→ Written problem:
Convert the entries, from the first line through the line containing "264, 659, 314]", into a Markdown table with a Row column that numbers each line and a Line column that holds it, omitting any blank lines.

→ Element position data:
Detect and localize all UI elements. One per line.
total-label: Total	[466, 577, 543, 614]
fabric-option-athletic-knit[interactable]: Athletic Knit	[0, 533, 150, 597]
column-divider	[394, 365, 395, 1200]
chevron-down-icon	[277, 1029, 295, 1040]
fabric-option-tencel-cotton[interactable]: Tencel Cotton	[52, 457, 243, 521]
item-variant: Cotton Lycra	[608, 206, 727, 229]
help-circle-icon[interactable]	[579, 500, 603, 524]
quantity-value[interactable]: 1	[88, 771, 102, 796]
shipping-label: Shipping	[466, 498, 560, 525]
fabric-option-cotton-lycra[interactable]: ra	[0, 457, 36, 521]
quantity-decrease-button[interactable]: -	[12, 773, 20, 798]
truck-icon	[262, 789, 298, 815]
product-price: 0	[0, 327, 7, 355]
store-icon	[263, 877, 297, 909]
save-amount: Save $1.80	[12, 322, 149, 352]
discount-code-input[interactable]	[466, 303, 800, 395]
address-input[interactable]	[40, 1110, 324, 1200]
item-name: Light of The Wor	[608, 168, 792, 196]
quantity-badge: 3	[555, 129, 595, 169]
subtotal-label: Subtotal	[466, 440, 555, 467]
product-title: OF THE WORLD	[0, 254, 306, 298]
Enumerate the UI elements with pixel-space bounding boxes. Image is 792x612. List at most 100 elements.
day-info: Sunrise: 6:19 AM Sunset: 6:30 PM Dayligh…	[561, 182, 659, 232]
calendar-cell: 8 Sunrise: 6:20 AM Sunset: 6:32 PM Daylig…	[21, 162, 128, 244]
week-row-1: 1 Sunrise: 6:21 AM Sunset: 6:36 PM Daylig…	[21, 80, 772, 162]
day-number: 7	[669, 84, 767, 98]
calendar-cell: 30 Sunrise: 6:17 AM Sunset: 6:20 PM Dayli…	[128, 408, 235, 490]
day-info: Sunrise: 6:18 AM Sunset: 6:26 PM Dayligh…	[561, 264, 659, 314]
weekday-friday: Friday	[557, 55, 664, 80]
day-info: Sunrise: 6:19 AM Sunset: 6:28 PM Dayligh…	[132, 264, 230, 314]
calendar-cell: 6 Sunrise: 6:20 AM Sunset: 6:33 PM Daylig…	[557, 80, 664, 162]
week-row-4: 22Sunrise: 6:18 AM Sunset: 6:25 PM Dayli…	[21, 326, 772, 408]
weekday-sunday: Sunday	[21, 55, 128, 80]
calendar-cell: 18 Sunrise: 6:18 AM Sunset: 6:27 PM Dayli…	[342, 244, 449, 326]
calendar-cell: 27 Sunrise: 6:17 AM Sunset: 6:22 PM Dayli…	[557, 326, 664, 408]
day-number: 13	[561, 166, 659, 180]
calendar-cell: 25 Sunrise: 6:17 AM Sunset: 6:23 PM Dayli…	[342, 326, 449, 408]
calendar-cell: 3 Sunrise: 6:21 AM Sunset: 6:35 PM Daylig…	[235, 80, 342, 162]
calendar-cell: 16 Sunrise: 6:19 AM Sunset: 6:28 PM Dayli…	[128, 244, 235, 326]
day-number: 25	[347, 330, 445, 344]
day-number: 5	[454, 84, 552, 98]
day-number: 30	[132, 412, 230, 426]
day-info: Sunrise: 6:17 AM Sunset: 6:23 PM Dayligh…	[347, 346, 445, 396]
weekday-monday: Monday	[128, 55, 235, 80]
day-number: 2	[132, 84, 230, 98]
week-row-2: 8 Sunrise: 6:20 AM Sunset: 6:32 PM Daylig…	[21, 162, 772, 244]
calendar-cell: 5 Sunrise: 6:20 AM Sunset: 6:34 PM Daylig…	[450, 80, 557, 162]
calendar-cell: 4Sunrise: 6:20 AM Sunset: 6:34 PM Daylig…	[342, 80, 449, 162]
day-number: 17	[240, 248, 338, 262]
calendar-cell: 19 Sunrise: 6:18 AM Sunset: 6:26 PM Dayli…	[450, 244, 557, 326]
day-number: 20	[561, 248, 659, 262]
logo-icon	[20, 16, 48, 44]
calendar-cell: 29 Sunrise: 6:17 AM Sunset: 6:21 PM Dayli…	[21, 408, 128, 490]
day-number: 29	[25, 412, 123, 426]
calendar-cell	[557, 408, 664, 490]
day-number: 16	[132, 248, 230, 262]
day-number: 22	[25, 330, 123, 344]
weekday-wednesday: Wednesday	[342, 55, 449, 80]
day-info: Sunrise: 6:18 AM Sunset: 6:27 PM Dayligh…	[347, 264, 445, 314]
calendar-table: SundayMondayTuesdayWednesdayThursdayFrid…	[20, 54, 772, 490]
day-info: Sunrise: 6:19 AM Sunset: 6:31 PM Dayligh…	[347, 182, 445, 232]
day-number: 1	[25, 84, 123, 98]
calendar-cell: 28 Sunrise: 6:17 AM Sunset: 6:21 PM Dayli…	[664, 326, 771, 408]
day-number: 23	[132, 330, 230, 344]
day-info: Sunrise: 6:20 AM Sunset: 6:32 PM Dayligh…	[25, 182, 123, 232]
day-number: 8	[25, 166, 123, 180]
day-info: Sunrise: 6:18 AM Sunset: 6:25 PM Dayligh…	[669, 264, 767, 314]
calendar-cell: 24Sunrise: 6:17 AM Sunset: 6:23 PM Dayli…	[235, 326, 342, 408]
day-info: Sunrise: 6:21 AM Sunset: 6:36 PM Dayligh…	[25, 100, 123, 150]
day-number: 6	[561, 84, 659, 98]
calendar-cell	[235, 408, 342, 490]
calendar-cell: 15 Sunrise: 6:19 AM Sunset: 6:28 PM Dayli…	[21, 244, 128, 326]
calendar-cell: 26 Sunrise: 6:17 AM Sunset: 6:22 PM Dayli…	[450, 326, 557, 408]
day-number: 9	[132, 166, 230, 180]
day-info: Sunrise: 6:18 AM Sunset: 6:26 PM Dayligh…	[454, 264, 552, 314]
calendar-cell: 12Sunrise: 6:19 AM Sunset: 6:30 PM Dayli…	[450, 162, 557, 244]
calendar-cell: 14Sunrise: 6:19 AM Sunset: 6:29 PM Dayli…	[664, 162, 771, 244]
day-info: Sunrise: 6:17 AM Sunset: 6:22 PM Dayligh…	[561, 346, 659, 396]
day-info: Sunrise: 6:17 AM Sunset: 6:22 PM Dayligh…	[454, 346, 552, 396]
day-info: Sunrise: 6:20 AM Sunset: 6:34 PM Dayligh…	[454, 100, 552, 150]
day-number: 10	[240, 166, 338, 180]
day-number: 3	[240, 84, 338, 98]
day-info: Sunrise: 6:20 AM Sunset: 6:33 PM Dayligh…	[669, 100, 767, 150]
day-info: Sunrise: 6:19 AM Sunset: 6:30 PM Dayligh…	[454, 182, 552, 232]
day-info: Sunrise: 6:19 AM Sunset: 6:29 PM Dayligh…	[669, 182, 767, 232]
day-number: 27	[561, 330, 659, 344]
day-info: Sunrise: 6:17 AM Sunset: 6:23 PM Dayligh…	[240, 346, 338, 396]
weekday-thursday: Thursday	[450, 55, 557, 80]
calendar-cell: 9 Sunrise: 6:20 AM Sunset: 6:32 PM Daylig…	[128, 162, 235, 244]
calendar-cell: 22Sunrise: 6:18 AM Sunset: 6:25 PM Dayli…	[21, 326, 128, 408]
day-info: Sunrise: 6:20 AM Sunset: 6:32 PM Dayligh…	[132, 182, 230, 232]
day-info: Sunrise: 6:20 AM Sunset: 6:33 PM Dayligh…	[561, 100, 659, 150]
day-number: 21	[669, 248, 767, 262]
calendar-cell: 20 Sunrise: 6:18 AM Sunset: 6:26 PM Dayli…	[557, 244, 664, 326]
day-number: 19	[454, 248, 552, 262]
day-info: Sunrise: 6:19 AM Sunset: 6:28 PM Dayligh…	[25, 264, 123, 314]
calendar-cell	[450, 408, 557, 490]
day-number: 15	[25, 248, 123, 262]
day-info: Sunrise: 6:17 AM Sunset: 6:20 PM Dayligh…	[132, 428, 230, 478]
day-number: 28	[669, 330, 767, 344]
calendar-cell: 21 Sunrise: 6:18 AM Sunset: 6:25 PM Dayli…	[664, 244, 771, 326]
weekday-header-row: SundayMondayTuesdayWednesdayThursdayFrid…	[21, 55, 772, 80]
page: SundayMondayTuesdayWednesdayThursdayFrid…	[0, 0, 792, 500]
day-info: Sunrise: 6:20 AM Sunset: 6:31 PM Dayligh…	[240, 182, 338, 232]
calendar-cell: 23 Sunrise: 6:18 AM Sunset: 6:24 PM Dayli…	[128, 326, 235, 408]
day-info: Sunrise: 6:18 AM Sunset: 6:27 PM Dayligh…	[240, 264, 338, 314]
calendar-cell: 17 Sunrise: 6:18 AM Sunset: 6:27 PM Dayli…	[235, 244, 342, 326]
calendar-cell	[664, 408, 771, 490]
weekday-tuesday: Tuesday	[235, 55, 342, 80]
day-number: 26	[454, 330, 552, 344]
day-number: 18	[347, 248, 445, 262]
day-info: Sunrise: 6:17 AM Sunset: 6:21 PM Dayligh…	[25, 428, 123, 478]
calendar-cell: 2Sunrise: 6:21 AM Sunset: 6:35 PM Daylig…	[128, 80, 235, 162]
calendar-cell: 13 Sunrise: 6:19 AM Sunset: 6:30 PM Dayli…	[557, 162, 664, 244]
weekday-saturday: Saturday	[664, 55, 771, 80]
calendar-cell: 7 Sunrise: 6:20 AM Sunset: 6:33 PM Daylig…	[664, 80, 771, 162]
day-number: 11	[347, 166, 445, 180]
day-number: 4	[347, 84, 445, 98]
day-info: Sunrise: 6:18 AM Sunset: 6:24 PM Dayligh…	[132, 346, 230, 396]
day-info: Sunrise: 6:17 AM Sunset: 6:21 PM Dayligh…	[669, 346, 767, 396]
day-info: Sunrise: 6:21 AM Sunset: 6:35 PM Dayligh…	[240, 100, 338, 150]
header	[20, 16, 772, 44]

→ Exercise output:
| Row | Line |
|---|---|
| 1 | Detect and localize all UI elements. One per line. |
| 2 | total-label: Total	[466, 577, 543, 614] |
| 3 | fabric-option-athletic-knit[interactable]: Athletic Knit	[0, 533, 150, 597] |
| 4 | column-divider	[394, 365, 395, 1200] |
| 5 | chevron-down-icon	[277, 1029, 295, 1040] |
| 6 | fabric-option-tencel-cotton[interactable]: Tencel Cotton	[52, 457, 243, 521] |
| 7 | item-variant: Cotton Lycra	[608, 206, 727, 229] |
| 8 | help-circle-icon[interactable]	[579, 500, 603, 524] |
| 9 | quantity-value[interactable]: 1	[88, 771, 102, 796] |
| 10 | shipping-label: Shipping	[466, 498, 560, 525] |
| 11 | fabric-option-cotton-lycra[interactable]: ra	[0, 457, 36, 521] |
| 12 | quantity-decrease-button[interactable]: -	[12, 773, 20, 798] |
| 13 | truck-icon	[262, 789, 298, 815] |
| 14 | product-price: 0	[0, 327, 7, 355] |
| 15 | store-icon	[263, 877, 297, 909] |
| 16 | save-amount: Save $1.80	[12, 322, 149, 352] |
| 17 | discount-code-input[interactable]	[466, 303, 800, 395] |
| 18 | address-input[interactable]	[40, 1110, 324, 1200] |
| 19 | item-name: Light of The Wor	[608, 168, 792, 196] |
| 20 | quantity-badge: 3	[555, 129, 595, 169] |
| 21 | subtotal-label: Subtotal	[466, 440, 555, 467] |
| 22 | product-title: OF THE WORLD	[0, 254, 306, 298] |
| 23 | Enumerate the UI elements with pixel-space bounding boxes. Image is 792x612. List at most 100 elements. |
| 24 | day-info: Sunrise: 6:19 AM Sunset: 6:30 PM Dayligh…	[561, 182, 659, 232] |
| 25 | calendar-cell: 8 Sunrise: 6:20 AM Sunset: 6:32 PM Daylig…	[21, 162, 128, 244] |
| 26 | week-row-1: 1 Sunrise: 6:21 AM Sunset: 6:36 PM Daylig…	[21, 80, 772, 162] |
| 27 | day-number: 7	[669, 84, 767, 98] |
| 28 | calendar-cell: 30 Sunrise: 6:17 AM Sunset: 6:20 PM Dayli…	[128, 408, 235, 490] |
| 29 | day-info: Sunrise: 6:18 AM Sunset: 6:26 PM Dayligh…	[561, 264, 659, 314] |